EXERCISE GOAL –
Starting at the line that holds "What does this", quote every line through the end of the records, both boundary lines included. Omit the pictures.

EXERCISE MATERIAL –
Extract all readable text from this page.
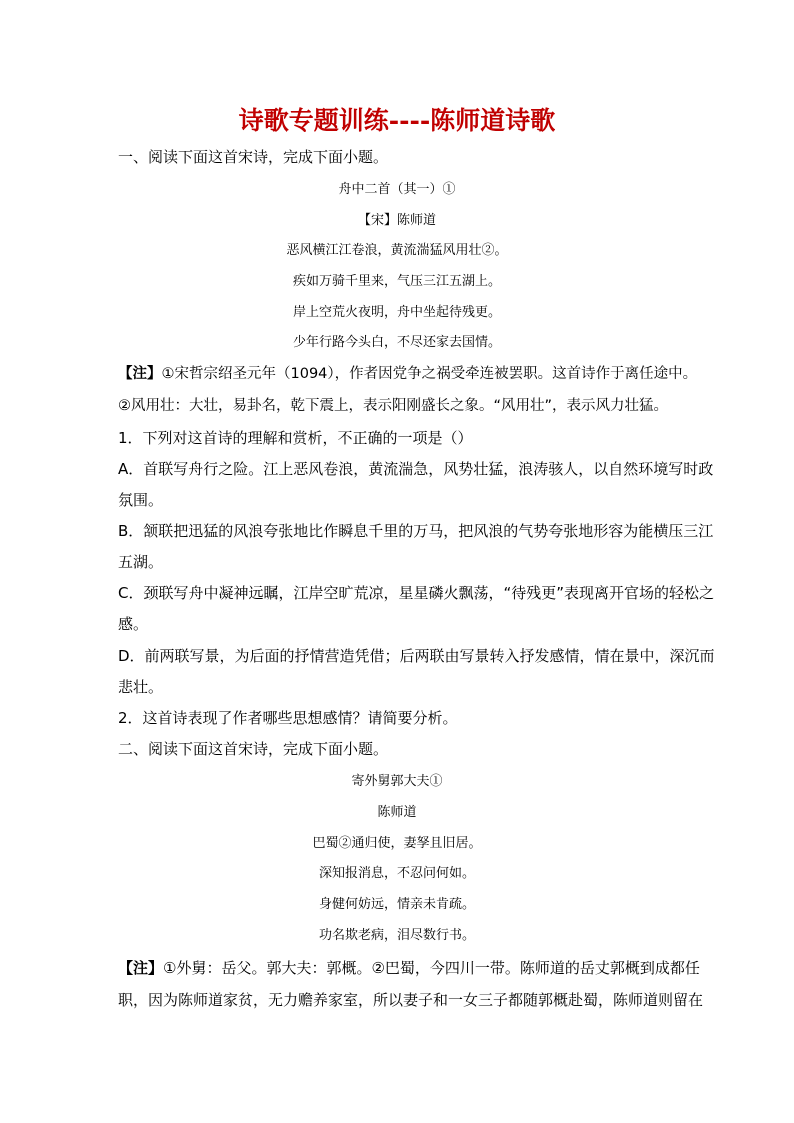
诗歌专题训练----陈师道诗歌
一、阅读下面这首宋诗，完成下面小题。
舟中二首（其一）①
【宋】陈师道
恶风横江江卷浪，黄流湍猛风用壮②。
疾如万骑千里来，气压三江五湖上。
岸上空荒火夜明，舟中坐起待残更。
少年行路今头白，不尽还家去国情。
【注】①宋哲宗绍圣元年（1094），作者因党争之祸受牵连被罢职。这首诗作于离任途中。
②风用壮：大壮，易卦名，乾下震上，表示阳刚盛长之象。“风用壮”，表示风力壮猛。
1．下列对这首诗的理解和赏析，不正确的一项是（）
A．首联写舟行之险。江上恶风卷浪，黄流湍急，风势壮猛，浪涛骇人，以自然环境写时政
氛围。
B．颔联把迅猛的风浪夸张地比作瞬息千里的万马，把风浪的气势夸张地形容为能横压三江
五湖。
C．颈联写舟中凝神远瞩，江岸空旷荒凉，星星磷火飘荡，“待残更”表现离开官场的轻松之
感。
D．前两联写景，为后面的抒情营造凭借；后两联由写景转入抒发感情，情在景中，深沉而
悲壮。
2．这首诗表现了作者哪些思想感情？请简要分析。
二、阅读下面这首宋诗，完成下面小题。
寄外舅郭大夫①
陈师道
巴蜀②通归使，妻孥且旧居。
深知报消息，不忍问何如。
身健何妨远，情亲未肯疏。
功名欺老病，泪尽数行书。
【注】①外舅：岳父。郭大夫：郭概。②巴蜀，今四川一带。陈师道的岳丈郭概到成都任
职，因为陈师道家贫，无力赡养家室，所以妻子和一女三子都随郭概赴蜀，陈师道则留在
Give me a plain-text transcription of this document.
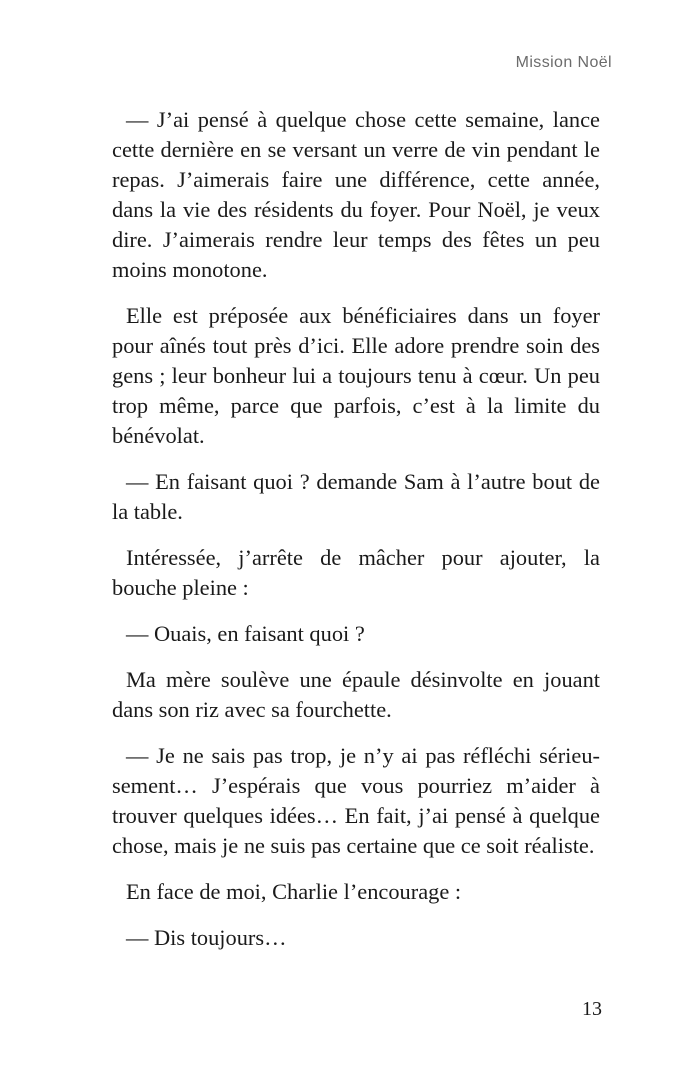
Mission Noël

— J’ai pensé à quelque chose cette semaine, lance cette dernière en se versant un verre de vin pendant le repas. J’aimerais faire une différence, cette année, dans la vie des résidents du foyer. Pour Noël, je veux dire. J’aimerais rendre leur temps des fêtes un peu moins monotone.

Elle est préposée aux bénéficiaires dans un foyer pour aînés tout près d’ici. Elle adore prendre soin des gens ; leur bonheur lui a toujours tenu à cœur. Un peu trop même, parce que parfois, c’est à la limite du bénévolat.

— En faisant quoi ? demande Sam à l’autre bout de la table.

Intéressée, j’arrête de mâcher pour ajouter, la bouche pleine :

— Ouais, en faisant quoi ?

Ma mère soulève une épaule désinvolte en jouant dans son riz avec sa fourchette.

— Je ne sais pas trop, je n’y ai pas réfléchi sérieusement… J’espérais que vous pourriez m’aider à trouver quelques idées… En fait, j’ai pensé à quelque chose, mais je ne suis pas certaine que ce soit réaliste.

En face de moi, Charlie l’encourage :

— Dis toujours…

13
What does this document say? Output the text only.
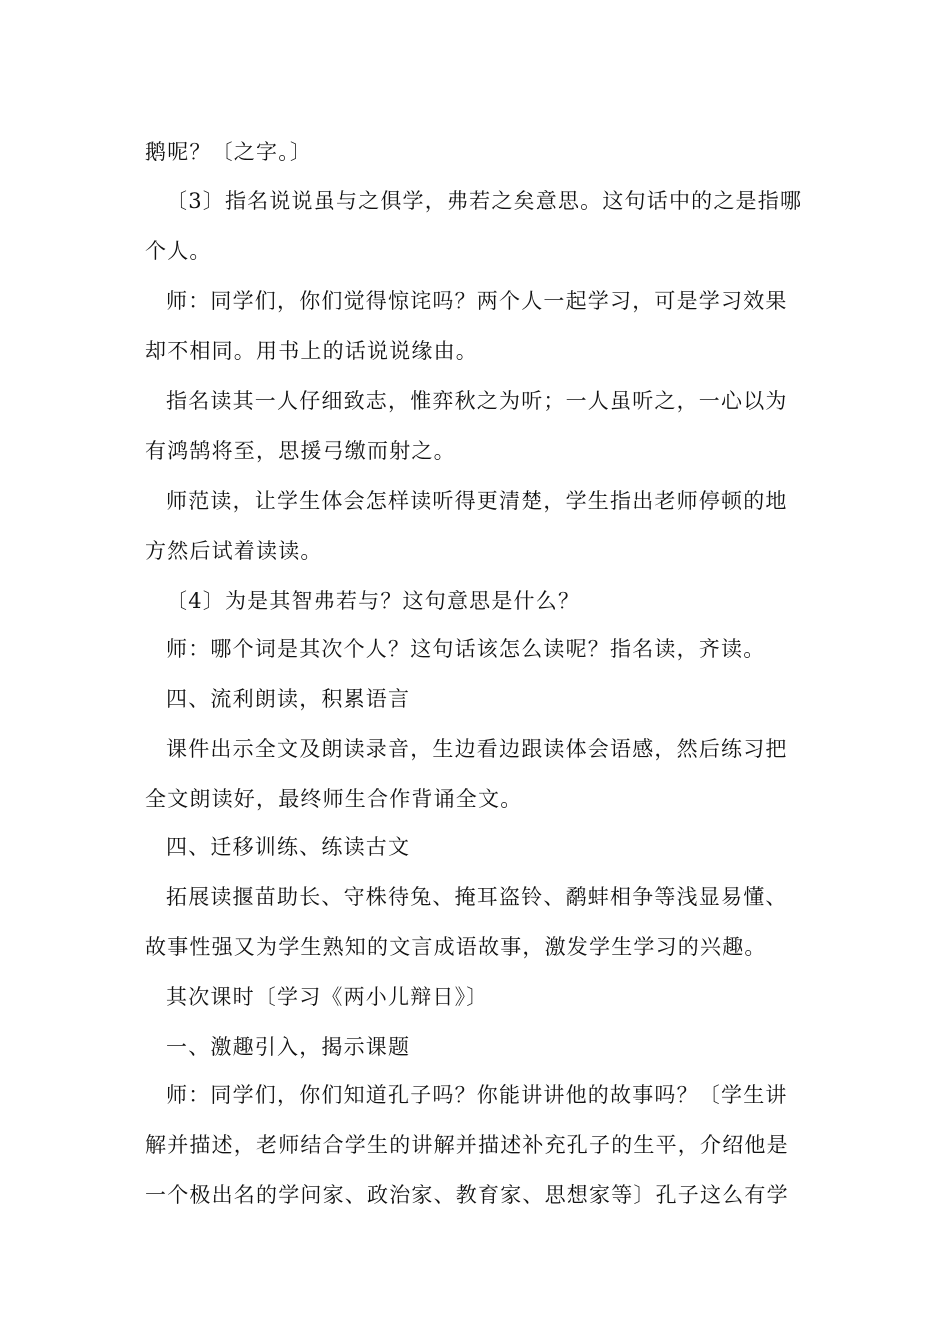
鹅呢？〔之字。〕
〔3〕指名说说虽与之俱学，弗若之矣意思。这句话中的之是指哪
个人。
师：同学们，你们觉得惊诧吗？两个人一起学习，可是学习效果
却不相同。用书上的话说说缘由。
指名读其一人仔细致志，惟弈秋之为听；一人虽听之，一心以为
有鸿鹄将至，思援弓缴而射之。
师范读，让学生体会怎样读听得更清楚，学生指出老师停顿的地
方然后试着读读。
〔4〕为是其智弗若与？这句意思是什么？
师：哪个词是其次个人？这句话该怎么读呢？指名读，齐读。
四、流利朗读，积累语言
课件出示全文及朗读录音，生边看边跟读体会语感，然后练习把
全文朗读好，最终师生合作背诵全文。
四、迁移训练、练读古文
拓展读揠苗助长、守株待兔、掩耳盗铃、鹬蚌相争等浅显易懂、
故事性强又为学生熟知的文言成语故事，激发学生学习的兴趣。
其次课时〔学习《两小儿辩日》〕
一、激趣引入，揭示课题
师：同学们，你们知道孔子吗？你能讲讲他的故事吗？〔学生讲
解并描述，老师结合学生的讲解并描述补充孔子的生平，介绍他是
一个极出名的学问家、政治家、教育家、思想家等〕孔子这么有学
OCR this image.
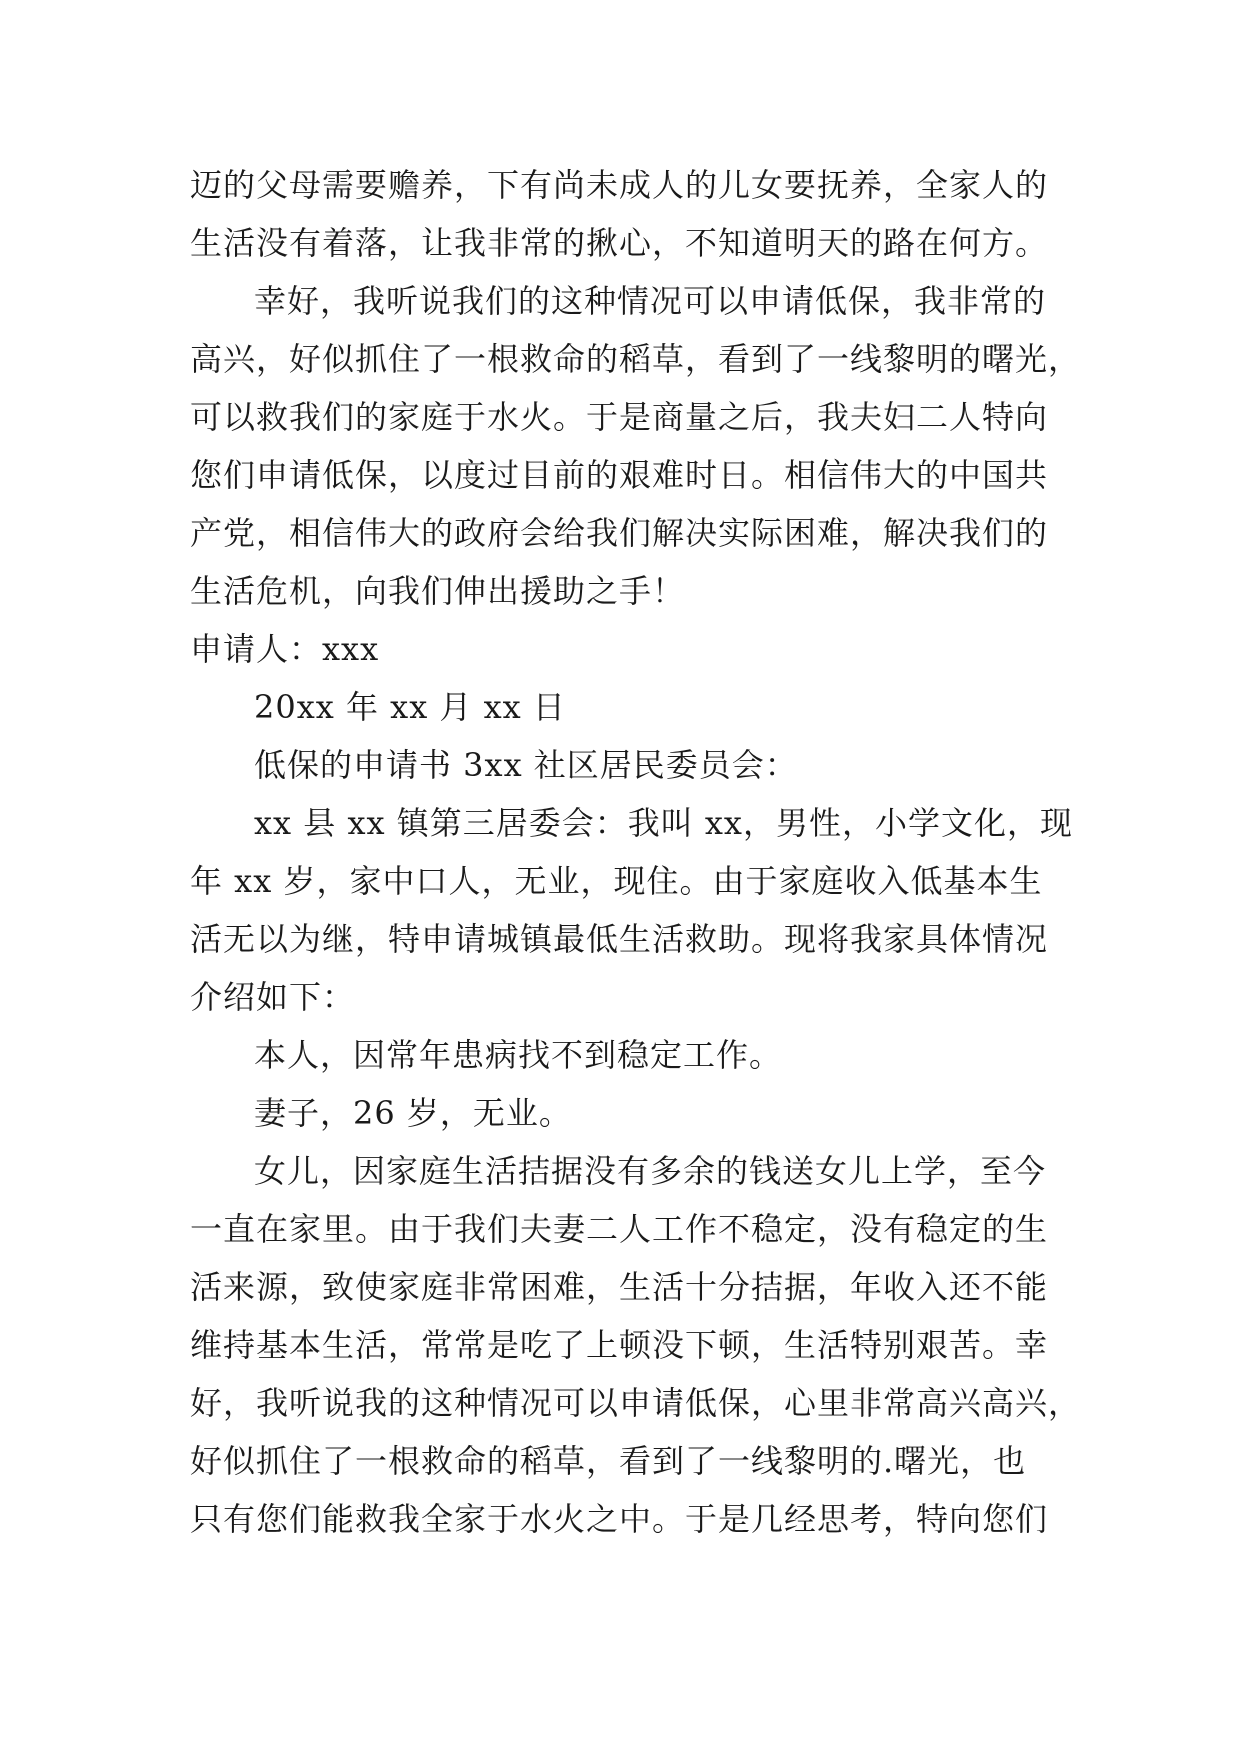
迈的父母需要赡养，下有尚未成人的儿女要抚养，全家人的
生活没有着落，让我非常的揪心，不知道明天的路在何方。
幸好，我听说我们的这种情况可以申请低保，我非常的
高兴，好似抓住了一根救命的稻草，看到了一线黎明的曙光，
可以救我们的家庭于水火。于是商量之后，我夫妇二人特向
您们申请低保，以度过目前的艰难时日。相信伟大的中国共
产党，相信伟大的政府会给我们解决实际困难，解决我们的
生活危机，向我们伸出援助之手！
申请人：xxx
20xx 年 xx 月 xx 日
低保的申请书 3xx 社区居民委员会：
xx 县 xx 镇第三居委会：我叫 xx，男性，小学文化，现
年 xx 岁，家中口人，无业，现住。由于家庭收入低基本生
活无以为继，特申请城镇最低生活救助。现将我家具体情况
介绍如下：
本人，因常年患病找不到稳定工作。
妻子，26 岁，无业。
女儿，因家庭生活拮据没有多余的钱送女儿上学，至今
一直在家里。由于我们夫妻二人工作不稳定，没有稳定的生
活来源，致使家庭非常困难，生活十分拮据，年收入还不能
维持基本生活，常常是吃了上顿没下顿，生活特别艰苦。幸
好，我听说我的这种情况可以申请低保，心里非常高兴高兴，
好似抓住了一根救命的稻草，看到了一线黎明的.曙光，也
只有您们能救我全家于水火之中。于是几经思考，特向您们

EXPECTED ANSWER –
What does this document say? Output the text only.
鹅呢？〔之字。〕
〔3〕指名说说虽与之俱学，弗若之矣意思。这句话中的之是指哪
个人。
师：同学们，你们觉得惊诧吗？两个人一起学习，可是学习效果
却不相同。用书上的话说说缘由。
指名读其一人仔细致志，惟弈秋之为听；一人虽听之，一心以为
有鸿鹄将至，思援弓缴而射之。
师范读，让学生体会怎样读听得更清楚，学生指出老师停顿的地
方然后试着读读。
〔4〕为是其智弗若与？这句意思是什么？
师：哪个词是其次个人？这句话该怎么读呢？指名读，齐读。
四、流利朗读，积累语言
课件出示全文及朗读录音，生边看边跟读体会语感，然后练习把
全文朗读好，最终师生合作背诵全文。
四、迁移训练、练读古文
拓展读揠苗助长、守株待兔、掩耳盗铃、鹬蚌相争等浅显易懂、
故事性强又为学生熟知的文言成语故事，激发学生学习的兴趣。
其次课时〔学习《两小儿辩日》〕
一、激趣引入，揭示课题
师：同学们，你们知道孔子吗？你能讲讲他的故事吗？〔学生讲
解并描述，老师结合学生的讲解并描述补充孔子的生平，介绍他是
一个极出名的学问家、政治家、教育家、思想家等〕孔子这么有学
OCR this image.
迈的父母需要赡养，下有尚未成人的儿女要抚养，全家人的
生活没有着落，让我非常的揪心，不知道明天的路在何方。
幸好，我听说我们的这种情况可以申请低保，我非常的
高兴，好似抓住了一根救命的稻草，看到了一线黎明的曙光，
可以救我们的家庭于水火。于是商量之后，我夫妇二人特向
您们申请低保，以度过目前的艰难时日。相信伟大的中国共
产党，相信伟大的政府会给我们解决实际困难，解决我们的
生活危机，向我们伸出援助之手！
申请人：xxx
20xx 年 xx 月 xx 日
低保的申请书 3xx 社区居民委员会：
xx 县 xx 镇第三居委会：我叫 xx，男性，小学文化，现
年 xx 岁，家中口人，无业，现住。由于家庭收入低基本生
活无以为继，特申请城镇最低生活救助。现将我家具体情况
介绍如下：
本人，因常年患病找不到稳定工作。
妻子，26 岁，无业。
女儿，因家庭生活拮据没有多余的钱送女儿上学，至今
一直在家里。由于我们夫妻二人工作不稳定，没有稳定的生
活来源，致使家庭非常困难，生活十分拮据，年收入还不能
维持基本生活，常常是吃了上顿没下顿，生活特别艰苦。幸
好，我听说我的这种情况可以申请低保，心里非常高兴高兴，
好似抓住了一根救命的稻草，看到了一线黎明的.曙光，也
只有您们能救我全家于水火之中。于是几经思考，特向您们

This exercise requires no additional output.